Scan the entries below. List each line with "较大事故".

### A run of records
-- start --
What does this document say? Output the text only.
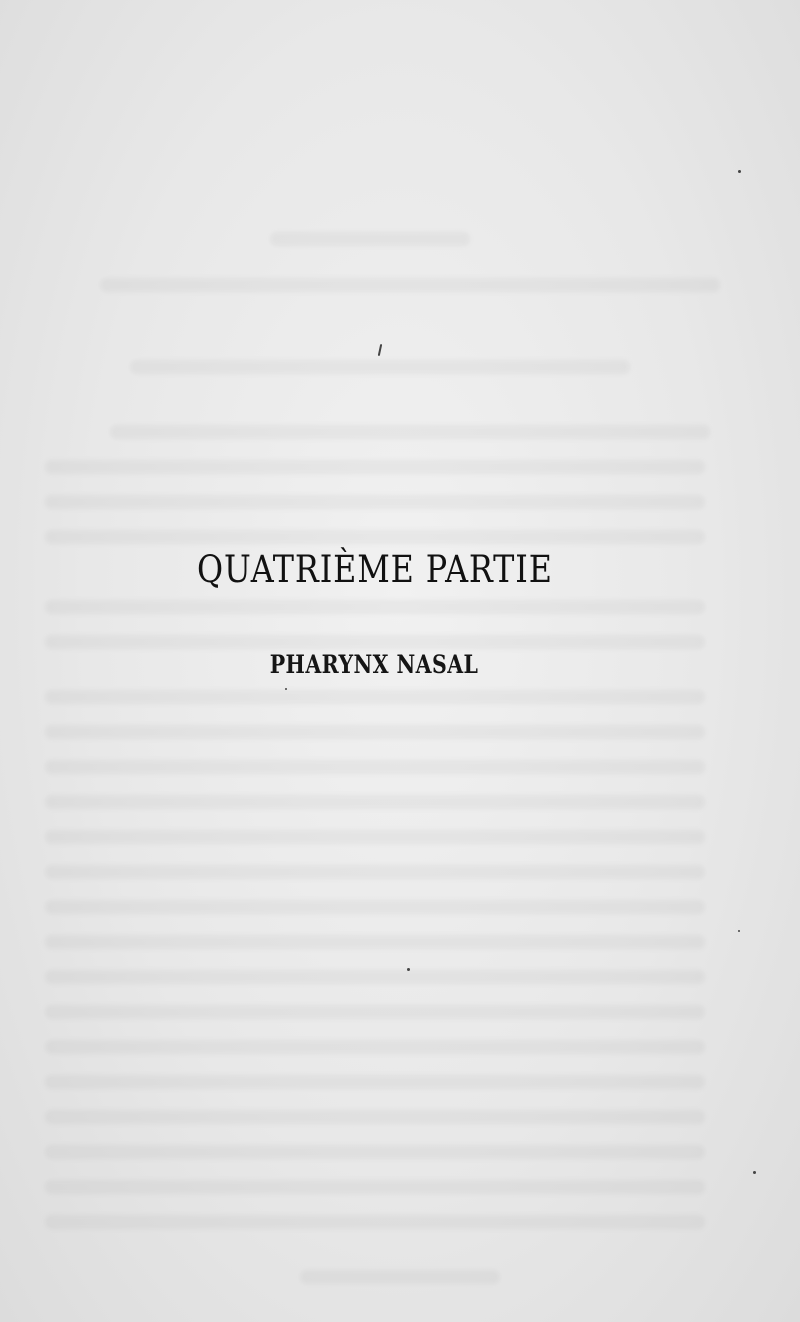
QUATRIÈME PARTIE
PHARYNX NASAL
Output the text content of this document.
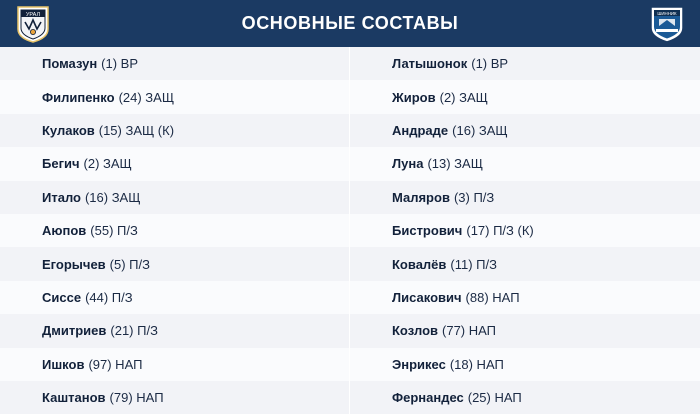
УРАЛ	ОСНОВНЫЕ СОСТАВЫ	ШИННИК
Помазун (1) ВР
Филипенко (24) ЗАЩ
Кулаков (15) ЗАЩ (К)
Бегич (2) ЗАЩ
Итало (16) ЗАЩ
Аюпов (55) П/З
Егорычев (5) П/З
Сиссе (44) П/З
Дмитриев (21) П/З
Ишков (97) НАП
Каштанов (79) НАП
Латышонок (1) ВР
Жиров (2) ЗАЩ
Андраде (16) ЗАЩ
Луна (13) ЗАЩ
Маляров (3) П/З
Бистрович (17) П/З (К)
Ковалёв (11) П/З
Лисакович (88) НАП
Козлов (77) НАП
Энрикес (18) НАП
Фернандес (25) НАП
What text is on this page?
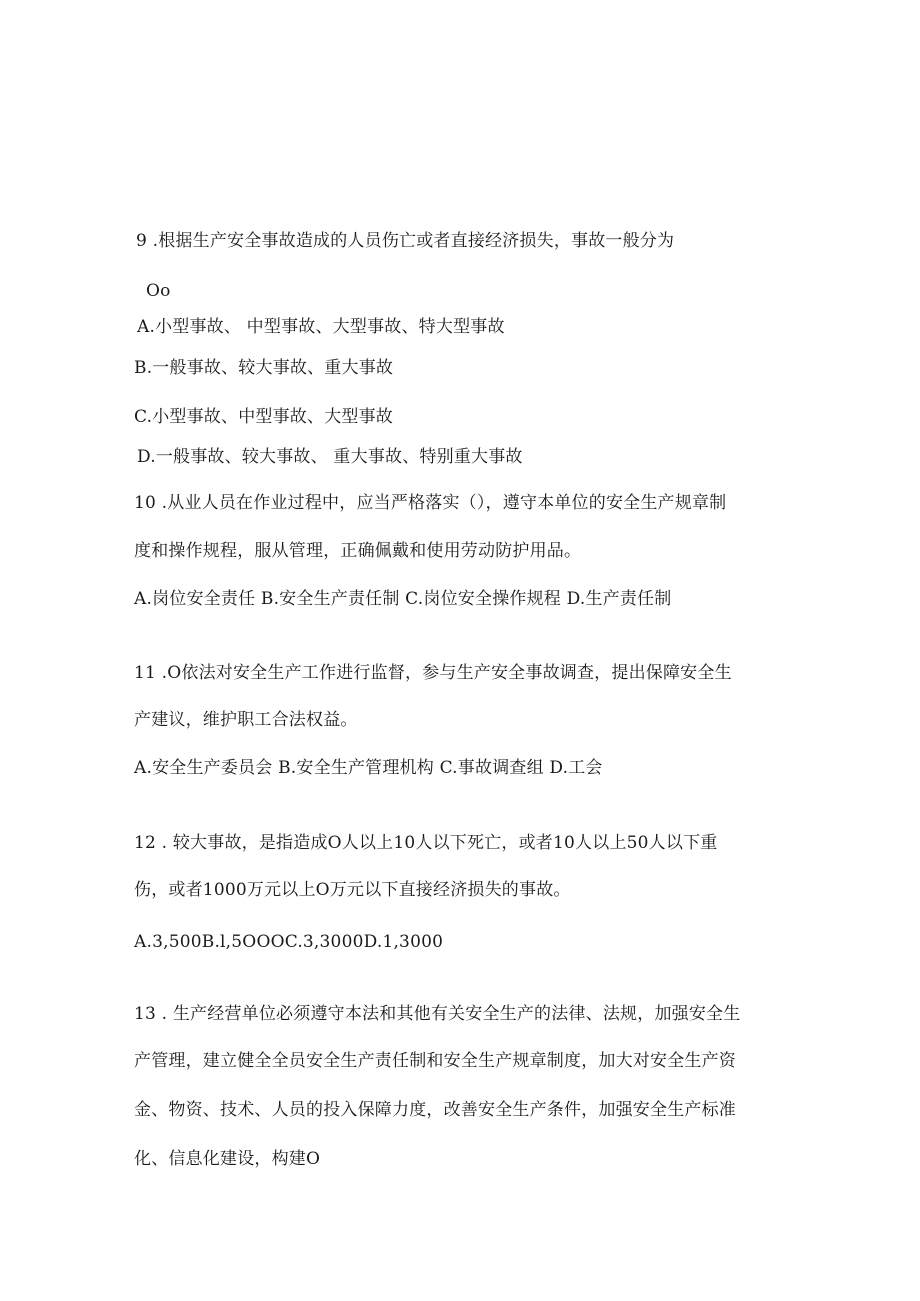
9 .根据生产安全事故造成的人员伤亡或者直接经济损失，事故一般分为
Oo
A.小型事故、 中型事故、大型事故、特大型事故
B.一般事故、较大事故、重大事故
C.小型事故、中型事故、大型事故
D.一般事故、较大事故、 重大事故、特别重大事故
10 .从业人员在作业过程中，应当严格落实（），遵守本单位的安全生产规章制
度和操作规程，服从管理，正确佩戴和使用劳动防护用品。
A.岗位安全责任 B.安全生产责任制 C.岗位安全操作规程 D.生产责任制
11 .O依法对安全生产工作进行监督，参与生产安全事故调查，提出保障安全生
产建议，维护职工合法权益。
A.安全生产委员会 B.安全生产管理机构 C.事故调查组 D.工会
12 . 较大事故，是指造成O人以上10人以下死亡，或者10人以上50人以下重
伤，或者1000万元以上O万元以下直接经济损失的事故。
A.3,500B.l,5OOOC.3,3000D.1,3000
13 . 生产经营单位必须遵守本法和其他有关安全生产的法律、法规，加强安全生
产管理，建立健全全员安全生产责任制和安全生产规章制度，加大对安全生产资
金、物资、技术、人员的投入保障力度，改善安全生产条件，加强安全生产标准
化、信息化建设，构建O
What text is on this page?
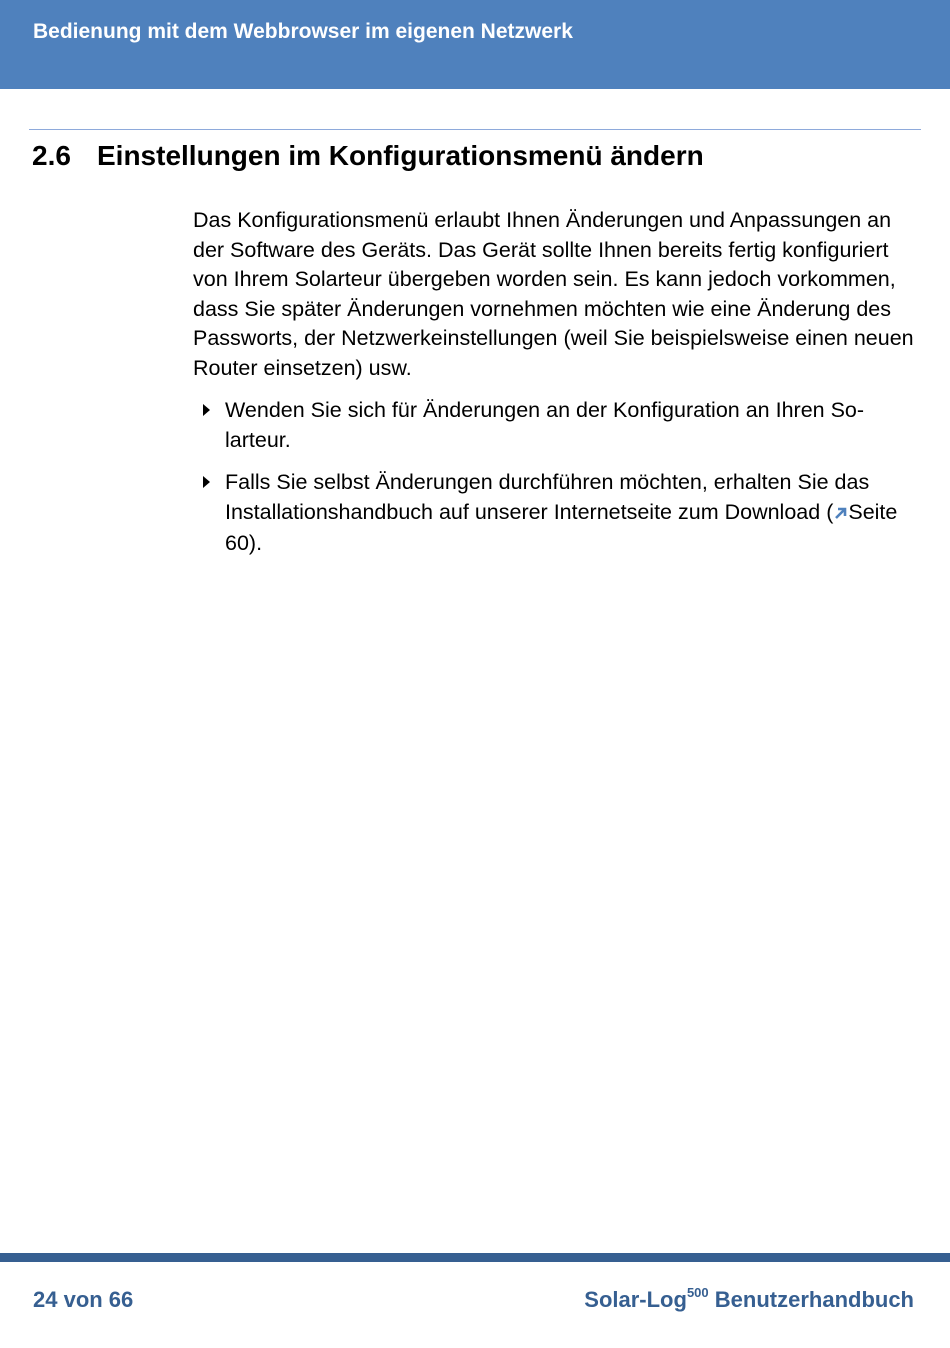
Bedienung mit dem Webbrowser im eigenen Netzwerk
2.6 Einstellungen im Konfigurationsmenü ändern

Das Konfigurationsmenü erlaubt Ihnen Änderungen und Anpassungen an der Software des Geräts. Das Gerät sollte Ihnen bereits fertig konfiguriert von Ihrem Solarteur übergeben worden sein. Es kann jedoch vorkommen, dass Sie später Änderungen vornehmen möchten wie eine Änderung des Passworts, der Netzwerkeinstellungen (weil Sie beispielsweise einen neuen Router einsetzen) usw.

Wenden Sie sich für Änderungen an der Konfiguration an Ihren Solarteur.
Falls Sie selbst Änderungen durchführen möchten, erhalten Sie das Installationshandbuch auf unserer Internetseite zum Download ( Seite 60).
24 von 66	Solar-Log$^{500}$ Benutzerhandbuch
-- end --
### ANSWER BELOW
B.一般事故、较大事故、重大事故
D.一般事故、较大事故、 重大事故、特别重大事故
12 . 较大事故，是指造成O人以上10人以下死亡，或者10人以上50人以下重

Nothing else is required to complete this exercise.